======== Exercise input ========

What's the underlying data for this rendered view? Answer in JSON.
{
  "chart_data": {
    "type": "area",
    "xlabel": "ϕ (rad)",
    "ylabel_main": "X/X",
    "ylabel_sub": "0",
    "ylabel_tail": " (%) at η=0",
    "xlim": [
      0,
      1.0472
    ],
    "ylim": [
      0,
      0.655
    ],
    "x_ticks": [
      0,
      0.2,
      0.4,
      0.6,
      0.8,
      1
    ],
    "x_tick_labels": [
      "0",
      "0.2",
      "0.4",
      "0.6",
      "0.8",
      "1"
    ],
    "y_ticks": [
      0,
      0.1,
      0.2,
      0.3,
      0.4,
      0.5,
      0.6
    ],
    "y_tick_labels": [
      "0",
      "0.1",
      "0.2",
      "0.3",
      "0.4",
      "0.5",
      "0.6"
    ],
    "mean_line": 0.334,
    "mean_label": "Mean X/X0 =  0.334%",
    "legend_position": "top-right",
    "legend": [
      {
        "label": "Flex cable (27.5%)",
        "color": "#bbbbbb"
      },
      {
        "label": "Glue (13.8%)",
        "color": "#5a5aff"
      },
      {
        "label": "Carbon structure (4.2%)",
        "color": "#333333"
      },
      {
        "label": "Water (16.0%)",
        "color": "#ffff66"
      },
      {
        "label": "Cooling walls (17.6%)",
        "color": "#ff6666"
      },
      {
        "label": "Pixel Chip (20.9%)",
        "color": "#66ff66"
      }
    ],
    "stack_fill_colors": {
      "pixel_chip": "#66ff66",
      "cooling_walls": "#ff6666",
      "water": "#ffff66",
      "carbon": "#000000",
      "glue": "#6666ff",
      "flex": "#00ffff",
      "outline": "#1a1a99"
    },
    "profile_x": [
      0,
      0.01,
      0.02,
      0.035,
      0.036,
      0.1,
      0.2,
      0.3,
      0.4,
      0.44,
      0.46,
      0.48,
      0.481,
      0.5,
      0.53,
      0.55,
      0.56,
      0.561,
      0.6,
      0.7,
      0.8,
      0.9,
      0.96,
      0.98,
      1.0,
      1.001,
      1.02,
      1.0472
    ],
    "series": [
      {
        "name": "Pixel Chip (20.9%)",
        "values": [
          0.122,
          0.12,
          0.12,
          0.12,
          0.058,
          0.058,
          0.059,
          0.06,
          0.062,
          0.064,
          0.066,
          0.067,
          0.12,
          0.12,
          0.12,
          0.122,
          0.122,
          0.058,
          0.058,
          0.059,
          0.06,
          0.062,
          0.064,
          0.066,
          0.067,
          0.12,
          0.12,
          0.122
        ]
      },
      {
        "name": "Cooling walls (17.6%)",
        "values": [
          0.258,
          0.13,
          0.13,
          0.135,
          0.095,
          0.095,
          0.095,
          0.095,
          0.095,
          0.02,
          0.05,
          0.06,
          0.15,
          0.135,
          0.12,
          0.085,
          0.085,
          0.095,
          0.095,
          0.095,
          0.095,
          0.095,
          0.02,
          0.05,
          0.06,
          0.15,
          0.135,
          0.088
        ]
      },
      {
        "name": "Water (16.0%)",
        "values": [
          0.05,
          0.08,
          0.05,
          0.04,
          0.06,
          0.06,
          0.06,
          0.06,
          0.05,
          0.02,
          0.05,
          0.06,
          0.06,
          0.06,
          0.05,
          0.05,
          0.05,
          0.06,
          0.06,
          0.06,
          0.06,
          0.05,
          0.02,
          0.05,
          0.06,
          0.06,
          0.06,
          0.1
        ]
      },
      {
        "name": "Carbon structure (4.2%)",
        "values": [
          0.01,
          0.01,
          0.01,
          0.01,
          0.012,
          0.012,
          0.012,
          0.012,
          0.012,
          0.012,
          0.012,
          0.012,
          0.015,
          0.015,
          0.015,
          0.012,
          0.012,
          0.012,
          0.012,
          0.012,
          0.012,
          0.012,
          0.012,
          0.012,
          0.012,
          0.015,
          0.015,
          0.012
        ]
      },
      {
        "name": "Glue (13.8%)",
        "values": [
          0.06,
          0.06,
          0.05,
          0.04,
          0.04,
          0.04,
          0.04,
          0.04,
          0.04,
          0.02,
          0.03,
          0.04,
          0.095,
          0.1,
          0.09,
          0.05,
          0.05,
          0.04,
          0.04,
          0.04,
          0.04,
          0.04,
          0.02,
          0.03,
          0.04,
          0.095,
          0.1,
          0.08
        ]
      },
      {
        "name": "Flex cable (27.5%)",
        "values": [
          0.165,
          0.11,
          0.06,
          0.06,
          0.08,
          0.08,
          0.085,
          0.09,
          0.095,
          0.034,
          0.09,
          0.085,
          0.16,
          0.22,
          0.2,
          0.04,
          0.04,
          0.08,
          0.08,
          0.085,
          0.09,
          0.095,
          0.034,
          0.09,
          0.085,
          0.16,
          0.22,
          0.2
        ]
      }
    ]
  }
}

========

= Direction =
Take the lines above and retype all of them exactly.

= Output for this exercise =
What's the underlying data for this rendered view? Answer in JSON.
{
  "chart_data": {
    "type": "area",
    "xlabel": "ϕ (rad)",
    "ylabel_main": "X/X",
    "ylabel_sub": "0",
    "ylabel_tail": " (%) at η=0",
    "xlim": [
      0,
      1.0472
    ],
    "ylim": [
      0,
      0.655
    ],
    "x_ticks": [
      0,
      0.2,
      0.4,
      0.6,
      0.8,
      1
    ],
    "x_tick_labels": [
      "0",
      "0.2",
      "0.4",
      "0.6",
      "0.8",
      "1"
    ],
    "y_ticks": [
      0,
      0.1,
      0.2,
      0.3,
      0.4,
      0.5,
      0.6
    ],
    "y_tick_labels": [
      "0",
      "0.1",
      "0.2",
      "0.3",
      "0.4",
      "0.5",
      "0.6"
    ],
    "mean_line": 0.334,
    "mean_label": "Mean X/X0 =  0.334%",
    "legend_position": "top-right",
    "legend": [
      {
        "label": "Flex cable (27.5%)",
        "color": "#bbbbbb"
      },
      {
        "label": "Glue (13.8%)",
        "color": "#5a5aff"
      },
      {
        "label": "Carbon structure (4.2%)",
        "color": "#333333"
      },
      {
        "label": "Water (16.0%)",
        "color": "#ffff66"
      },
      {
        "label": "Cooling walls (17.6%)",
        "color": "#ff6666"
      },
      {
        "label": "Pixel Chip (20.9%)",
        "color": "#66ff66"
      }
    ],
    "stack_fill_colors": {
      "pixel_chip": "#66ff66",
      "cooling_walls": "#ff6666",
      "water": "#ffff66",
      "carbon": "#000000",
      "glue": "#6666ff",
      "flex": "#00ffff",
      "outline": "#1a1a99"
    },
    "profile_x": [
      0,
      0.01,
      0.02,
      0.035,
      0.036,
      0.1,
      0.2,
      0.3,
      0.4,
      0.44,
      0.46,
      0.48,
      0.481,
      0.5,
      0.53,
      0.55,
      0.56,
      0.561,
      0.6,
      0.7,
      0.8,
      0.9,
      0.96,
      0.98,
      1.0,
      1.001,
      1.02,
      1.0472
    ],
    "series": [
      {
        "name": "Pixel Chip (20.9%)",
        "values": [
          0.122,
          0.12,
          0.12,
          0.12,
          0.058,
          0.058,
          0.059,
          0.06,
          0.062,
          0.064,
          0.066,
          0.067,
          0.12,
          0.12,
          0.12,
          0.122,
          0.122,
          0.058,
          0.058,
          0.059,
          0.06,
          0.062,
          0.064,
          0.066,
          0.067,
          0.12,
          0.12,
          0.122
        ]
      },
      {
        "name": "Cooling walls (17.6%)",
        "values": [
          0.258,
          0.13,
          0.13,
          0.135,
          0.095,
          0.095,
          0.095,
          0.095,
          0.095,
          0.02,
          0.05,
          0.06,
          0.15,
          0.135,
          0.12,
          0.085,
          0.085,
          0.095,
          0.095,
          0.095,
          0.095,
          0.095,
          0.02,
          0.05,
          0.06,
          0.15,
          0.135,
          0.088
        ]
      },
      {
        "name": "Water (16.0%)",
        "values": [
          0.05,
          0.08,
          0.05,
          0.04,
          0.06,
          0.06,
          0.06,
          0.06,
          0.05,
          0.02,
          0.05,
          0.06,
          0.06,
          0.06,
          0.05,
          0.05,
          0.05,
          0.06,
          0.06,
          0.06,
          0.06,
          0.05,
          0.02,
          0.05,
          0.06,
          0.06,
          0.06,
          0.1
        ]
      },
      {
        "name": "Carbon structure (4.2%)",
        "values": [
          0.01,
          0.01,
          0.01,
          0.01,
          0.012,
          0.012,
          0.012,
          0.012,
          0.012,
          0.012,
          0.012,
          0.012,
          0.015,
          0.015,
          0.015,
          0.012,
          0.012,
          0.012,
          0.012,
          0.012,
          0.012,
          0.012,
          0.012,
          0.012,
          0.012,
          0.015,
          0.015,
          0.012
        ]
      },
      {
        "name": "Glue (13.8%)",
        "values": [
          0.06,
          0.06,
          0.05,
          0.04,
          0.04,
          0.04,
          0.04,
          0.04,
          0.04,
          0.02,
          0.03,
          0.04,
          0.095,
          0.1,
          0.09,
          0.05,
          0.05,
          0.04,
          0.04,
          0.04,
          0.04,
          0.04,
          0.02,
          0.03,
          0.04,
          0.095,
          0.1,
          0.08
        ]
      },
      {
        "name": "Flex cable (27.5%)",
        "values": [
          0.165,
          0.11,
          0.06,
          0.06,
          0.08,
          0.08,
          0.085,
          0.09,
          0.095,
          0.034,
          0.09,
          0.085,
          0.16,
          0.22,
          0.2,
          0.04,
          0.04,
          0.08,
          0.08,
          0.085,
          0.09,
          0.095,
          0.034,
          0.09,
          0.085,
          0.16,
          0.22,
          0.2
        ]
      }
    ]
  }
}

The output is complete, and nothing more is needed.